### What you have to do
Each record below is to be copied word for word, with pictures removed.

%%

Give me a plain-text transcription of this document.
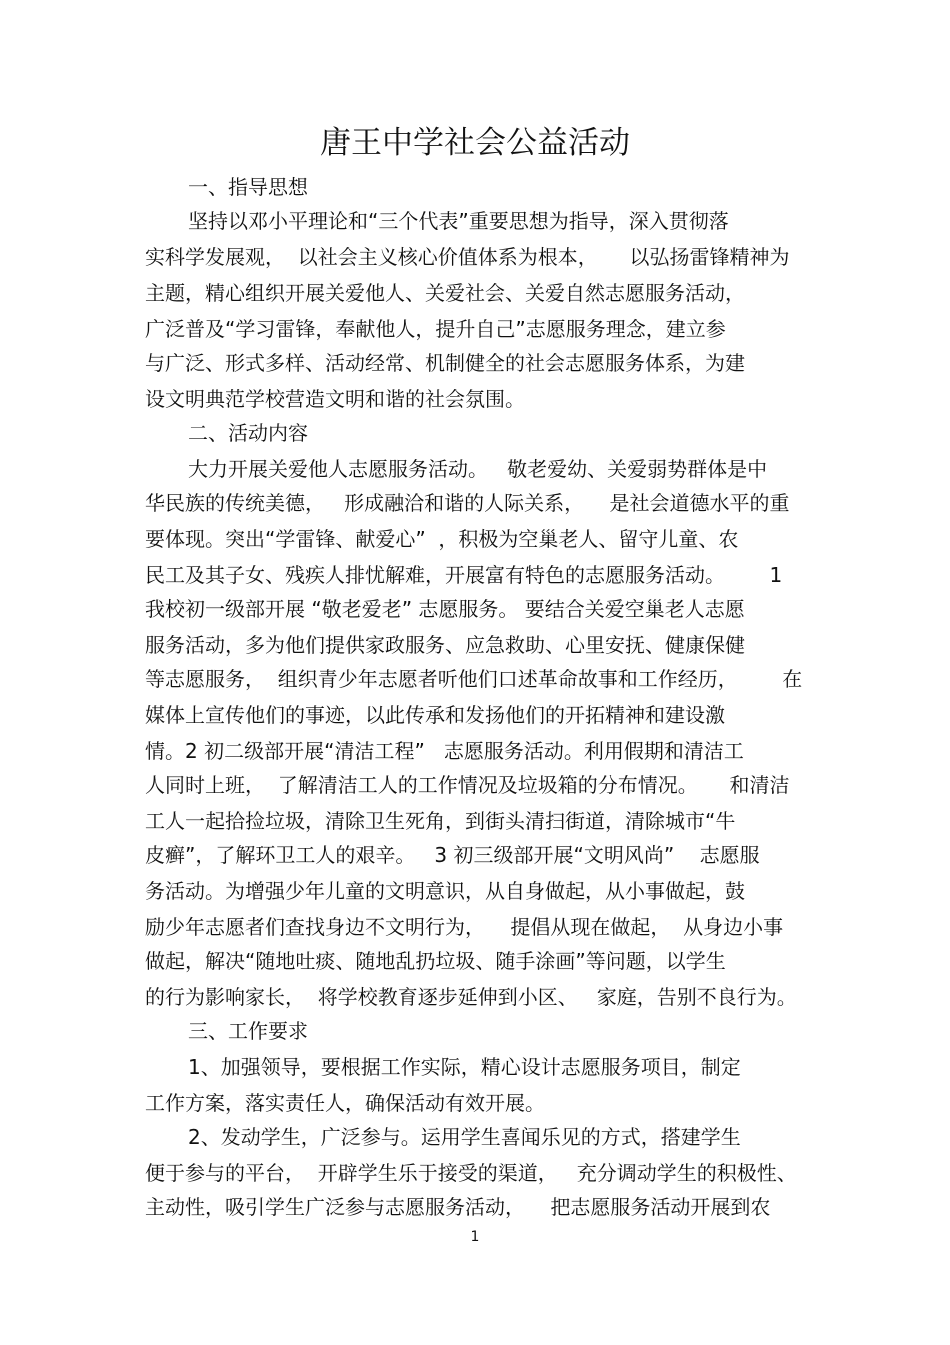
唐王中学社会公益活动

一、指导思想

坚持以邓小平理论和“三个代表”重要思想为指导，深入贯彻落

实科学发展观，  以社会主义核心价值体系为根本，     以弘扬雷锋精神为

主题，精心组织开展关爱他人、关爱社会、关爱自然志愿服务活动，

广泛普及“学习雷锋，奉献他人，提升自己”志愿服务理念，建立参

与广泛、形式多样、活动经常、机制健全的社会志愿服务体系，为建

设文明典范学校营造文明和谐的社会氛围。

二、活动内容

大力开展关爱他人志愿服务活动。   敬老爱幼、关爱弱势群体是中

华民族的传统美德，   形成融洽和谐的人际关系，    是社会道德水平的重

要体现。突出“学雷锋、献爱心”  ，积极为空巢老人、留守儿童、农

民工及其子女、残疾人排忧解难，开展富有特色的志愿服务活动。       1

我校初一级部开展 “敬老爱老” 志愿服务。 要结合关爱空巢老人志愿

服务活动，多为他们提供家政服务、应急救助、心里安抚、健康保健

等志愿服务，  组织青少年志愿者听他们口述革命故事和工作经历，       在

媒体上宣传他们的事迹，以此传承和发扬他们的开拓精神和建设激

情。2 初二级部开展“清洁工程”   志愿服务活动。利用假期和清洁工

人同时上班，  了解清洁工人的工作情况及垃圾箱的分布情况。     和清洁

工人一起拾捡垃圾，清除卫生死角，到街头清扫街道，清除城市“牛

皮癣”，了解环卫工人的艰辛。   3 初三级部开展“文明风尚”    志愿服

务活动。为增强少年儿童的文明意识，从自身做起，从小事做起，鼓

励少年志愿者们查找身边不文明行为，    提倡从现在做起，  从身边小事

做起，解决“随地吐痰、随地乱扔垃圾、随手涂画”等问题，以学生

的行为影响家长，  将学校教育逐步延伸到小区、   家庭，告别不良行为。

三、工作要求

1、加强领导，要根据工作实际，精心设计志愿服务项目，制定

工作方案，落实责任人，确保活动有效开展。

2、发动学生，广泛参与。运用学生喜闻乐见的方式，搭建学生

便于参与的平台，  开辟学生乐于接受的渠道，   充分调动学生的积极性、

主动性，吸引学生广泛参与志愿服务活动，    把志愿服务活动开展到农

1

%%

### Written solution
Give me a plain-text transcription of this document.
唐王中学社会公益活动

一、指导思想

坚持以邓小平理论和“三个代表”重要思想为指导，深入贯彻落

实科学发展观，  以社会主义核心价值体系为根本，     以弘扬雷锋精神为

主题，精心组织开展关爱他人、关爱社会、关爱自然志愿服务活动，

广泛普及“学习雷锋，奉献他人，提升自己”志愿服务理念，建立参

与广泛、形式多样、活动经常、机制健全的社会志愿服务体系，为建

设文明典范学校营造文明和谐的社会氛围。

二、活动内容

大力开展关爱他人志愿服务活动。   敬老爱幼、关爱弱势群体是中

华民族的传统美德，   形成融洽和谐的人际关系，    是社会道德水平的重

要体现。突出“学雷锋、献爱心”  ，积极为空巢老人、留守儿童、农

民工及其子女、残疾人排忧解难，开展富有特色的志愿服务活动。       1

我校初一级部开展 “敬老爱老” 志愿服务。 要结合关爱空巢老人志愿

服务活动，多为他们提供家政服务、应急救助、心里安抚、健康保健

等志愿服务，  组织青少年志愿者听他们口述革命故事和工作经历，       在

媒体上宣传他们的事迹，以此传承和发扬他们的开拓精神和建设激

情。2 初二级部开展“清洁工程”   志愿服务活动。利用假期和清洁工

人同时上班，  了解清洁工人的工作情况及垃圾箱的分布情况。     和清洁

工人一起拾捡垃圾，清除卫生死角，到街头清扫街道，清除城市“牛

皮癣”，了解环卫工人的艰辛。   3 初三级部开展“文明风尚”    志愿服

务活动。为增强少年儿童的文明意识，从自身做起，从小事做起，鼓

励少年志愿者们查找身边不文明行为，    提倡从现在做起，  从身边小事

做起，解决“随地吐痰、随地乱扔垃圾、随手涂画”等问题，以学生

的行为影响家长，  将学校教育逐步延伸到小区、   家庭，告别不良行为。

三、工作要求

1、加强领导，要根据工作实际，精心设计志愿服务项目，制定

工作方案，落实责任人，确保活动有效开展。

2、发动学生，广泛参与。运用学生喜闻乐见的方式，搭建学生

便于参与的平台，  开辟学生乐于接受的渠道，   充分调动学生的积极性、

主动性，吸引学生广泛参与志愿服务活动，    把志愿服务活动开展到农

1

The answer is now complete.